== Document ==

Je me souviens avoir été interpellé, il y a quelques années, à la lecture d’une interview de Quentin Tarantino qui, pour décrire Death Proof, parlait de masturbation. Il expliquait avoir voulu construire son film comme tel, usant et abusant d’éléments excitants (bonne musique, jolies filles, suspense, méchant etc.) pour arriver à « l’orgasme final ».

Cette notion d’orgasme final vaut également pour deux films actuellement à l’affiche : d’un côté le génial Whiplash, au sujet duquel nous ne nous étendrons pas ici, de l’autre La Famille Bélier. Tout le film semble en effet avoir été construit dans l’optique de faire jouir son spectateur durant son dernier quart d’heure.

Et la masturbation pour arriver à cet orgasme s’est donc faite sur du Sardou, avec une chanteuse mauvaise actrice car sortant de The Voice (l’émission où la présence importe peu pourvu que la voix soit là, les mecs tournant le dos aux prétendants – prétendus ? – chanteurs) et un scénario qui aurait pu, mais nous y reviendrons, être écrit par un gamin de 8 ans.

J’appelle ça un viol. On m’a violé pendant 1h30.

J’en ressors d’ailleurs les jambes molles, avec quelques réminiscences, que dis-je relents de Michel Sardou dans la tête. « Je ne m’enfuis pas je vole », chanté-je en me demandant bien comment je pourrai un jour me sortir cette mélodie à la con de la tête, puis consultant sur internet s’il existe des cercles de parole pour se défaire d’une addiction si gênante au quotidien. Réhabiliter Michel Sardou dans l’esprit gauchiste qu’est le mien est une putain de séquelle, que je ne manquerai pas d’arborer comme preuve lorsque les gendarmes auprès de qui je m’en vais porter plainte me questionneront sur l’objet du délit.
Dédiabolisation

La Famille Bélier, c’est l’histoire d’une jeune fille aux parents et au frangin malentendants, qui chante a priori vachement bien, et voudrait bien « monter à Paris » faire une école pour se perfectionner.

La jeune fille, c’est Louane du télé-crochet The Voice (vous comprendrez le « a priori » : la gamine a été repérée par Garou et Florent Pagny). Karin Viard et François Damiens interprètent pour leur part Karine Viard malentendante en quête d’un César parce qu’il y en a marre que les acteurs dans des comédies ne soient jamais reconnus par l’académie et François Damiens malentendant en quête d’un César parce qu’il y en a marre que les acteurs dans des comédies ne soient jamais reconnus par l’académie.

===

■ Votre objectif ■
Modifiez le passage de la critique de La Famille Bélier allant de « Et la masturbation » à « gamin de 8 ans. » en y remplaçant « gamin » par « enfant ».

== Items ==

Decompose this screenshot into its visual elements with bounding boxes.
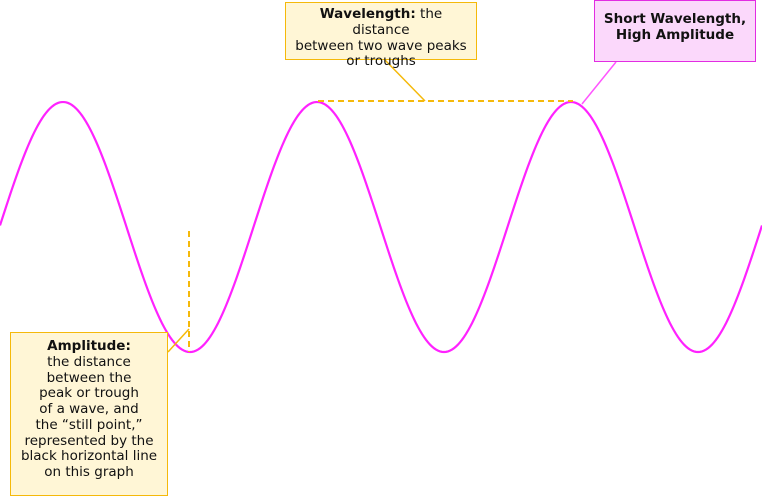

===
== Items ==

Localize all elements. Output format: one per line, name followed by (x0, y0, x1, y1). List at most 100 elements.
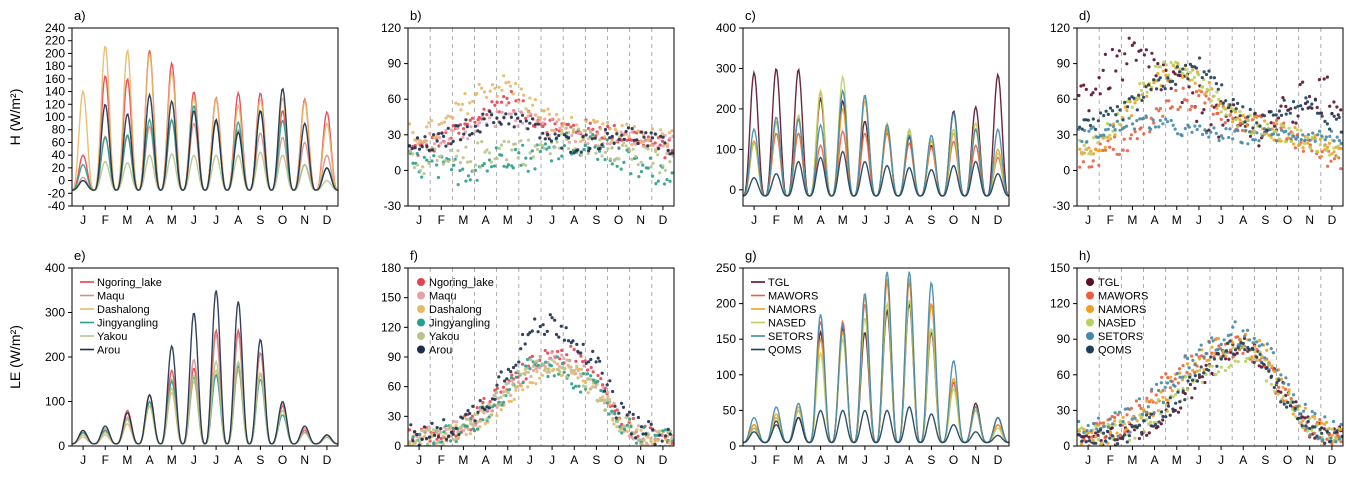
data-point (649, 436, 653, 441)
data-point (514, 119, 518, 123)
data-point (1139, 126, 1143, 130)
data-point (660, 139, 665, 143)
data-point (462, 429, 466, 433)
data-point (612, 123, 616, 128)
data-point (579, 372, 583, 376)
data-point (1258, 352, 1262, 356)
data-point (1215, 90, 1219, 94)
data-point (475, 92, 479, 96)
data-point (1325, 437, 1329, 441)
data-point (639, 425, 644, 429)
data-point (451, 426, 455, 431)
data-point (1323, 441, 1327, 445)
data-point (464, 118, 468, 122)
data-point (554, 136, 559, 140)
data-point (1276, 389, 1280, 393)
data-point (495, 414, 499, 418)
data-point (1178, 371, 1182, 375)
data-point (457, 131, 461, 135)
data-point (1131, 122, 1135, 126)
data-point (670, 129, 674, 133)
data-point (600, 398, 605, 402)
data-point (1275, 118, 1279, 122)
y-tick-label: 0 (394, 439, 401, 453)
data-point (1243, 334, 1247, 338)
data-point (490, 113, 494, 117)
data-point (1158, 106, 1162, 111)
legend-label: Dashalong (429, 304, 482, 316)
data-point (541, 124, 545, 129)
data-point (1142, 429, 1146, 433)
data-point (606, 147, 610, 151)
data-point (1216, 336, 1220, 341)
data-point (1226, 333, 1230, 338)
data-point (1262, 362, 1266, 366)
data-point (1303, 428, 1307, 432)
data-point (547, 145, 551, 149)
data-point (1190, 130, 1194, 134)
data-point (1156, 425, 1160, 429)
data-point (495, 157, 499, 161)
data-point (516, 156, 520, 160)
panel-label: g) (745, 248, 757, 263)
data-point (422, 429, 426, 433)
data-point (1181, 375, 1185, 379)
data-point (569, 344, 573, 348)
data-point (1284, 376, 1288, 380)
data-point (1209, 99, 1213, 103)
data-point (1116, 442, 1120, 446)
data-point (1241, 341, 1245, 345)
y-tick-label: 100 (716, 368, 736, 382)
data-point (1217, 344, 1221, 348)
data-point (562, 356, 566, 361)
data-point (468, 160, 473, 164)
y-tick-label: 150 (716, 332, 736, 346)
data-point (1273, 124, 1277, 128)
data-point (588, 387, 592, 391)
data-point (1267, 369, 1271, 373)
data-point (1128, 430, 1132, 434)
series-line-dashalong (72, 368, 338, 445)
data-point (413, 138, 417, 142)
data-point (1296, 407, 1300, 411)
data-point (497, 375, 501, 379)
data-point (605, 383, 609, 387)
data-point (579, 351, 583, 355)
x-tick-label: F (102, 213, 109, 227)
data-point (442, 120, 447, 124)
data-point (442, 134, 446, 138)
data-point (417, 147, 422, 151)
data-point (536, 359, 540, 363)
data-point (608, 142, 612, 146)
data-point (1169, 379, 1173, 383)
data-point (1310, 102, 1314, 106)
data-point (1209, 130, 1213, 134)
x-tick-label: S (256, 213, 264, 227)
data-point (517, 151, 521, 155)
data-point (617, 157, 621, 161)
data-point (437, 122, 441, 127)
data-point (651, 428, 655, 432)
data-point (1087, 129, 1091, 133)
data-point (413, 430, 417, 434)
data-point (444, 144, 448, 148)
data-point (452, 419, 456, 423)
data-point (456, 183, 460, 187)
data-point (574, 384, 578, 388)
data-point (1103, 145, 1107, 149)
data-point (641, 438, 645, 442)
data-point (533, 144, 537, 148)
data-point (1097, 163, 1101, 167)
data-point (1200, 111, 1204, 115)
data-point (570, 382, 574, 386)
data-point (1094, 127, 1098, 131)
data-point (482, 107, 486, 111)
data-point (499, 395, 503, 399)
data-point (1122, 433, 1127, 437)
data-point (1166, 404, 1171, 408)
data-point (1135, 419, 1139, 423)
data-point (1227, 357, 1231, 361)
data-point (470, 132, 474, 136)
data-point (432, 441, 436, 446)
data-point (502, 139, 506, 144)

===
== Items ==

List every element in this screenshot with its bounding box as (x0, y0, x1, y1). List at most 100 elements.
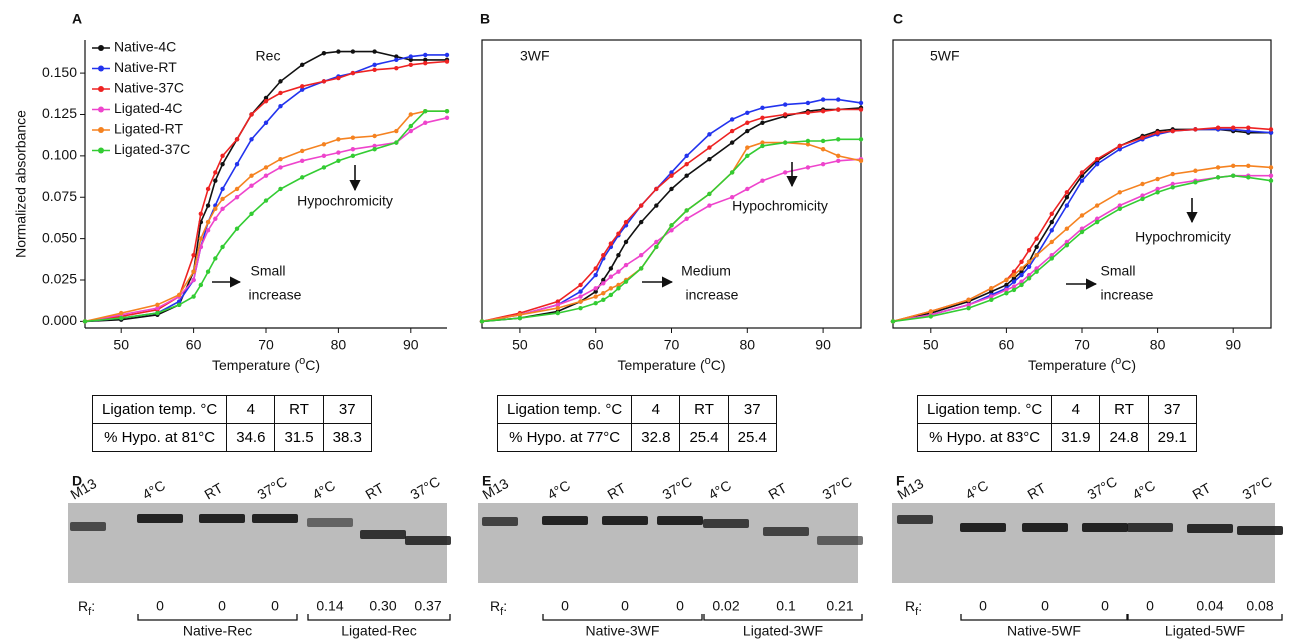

===

■ Résultat obtenu ■
Et la masturbation pour arriver à cet orgasme s’est donc faite sur du Sardou, avec une chanteuse mauvaise actrice car sortant de The Voice (l’émission où la présence importe peu pourvu que la voix soit là, les mecs tournant le dos aux prétendants – prétendus ? – chanteurs) et un scénario qui aurait pu, mais nous y reviendrons, être écrit par un enfant de 8 ans.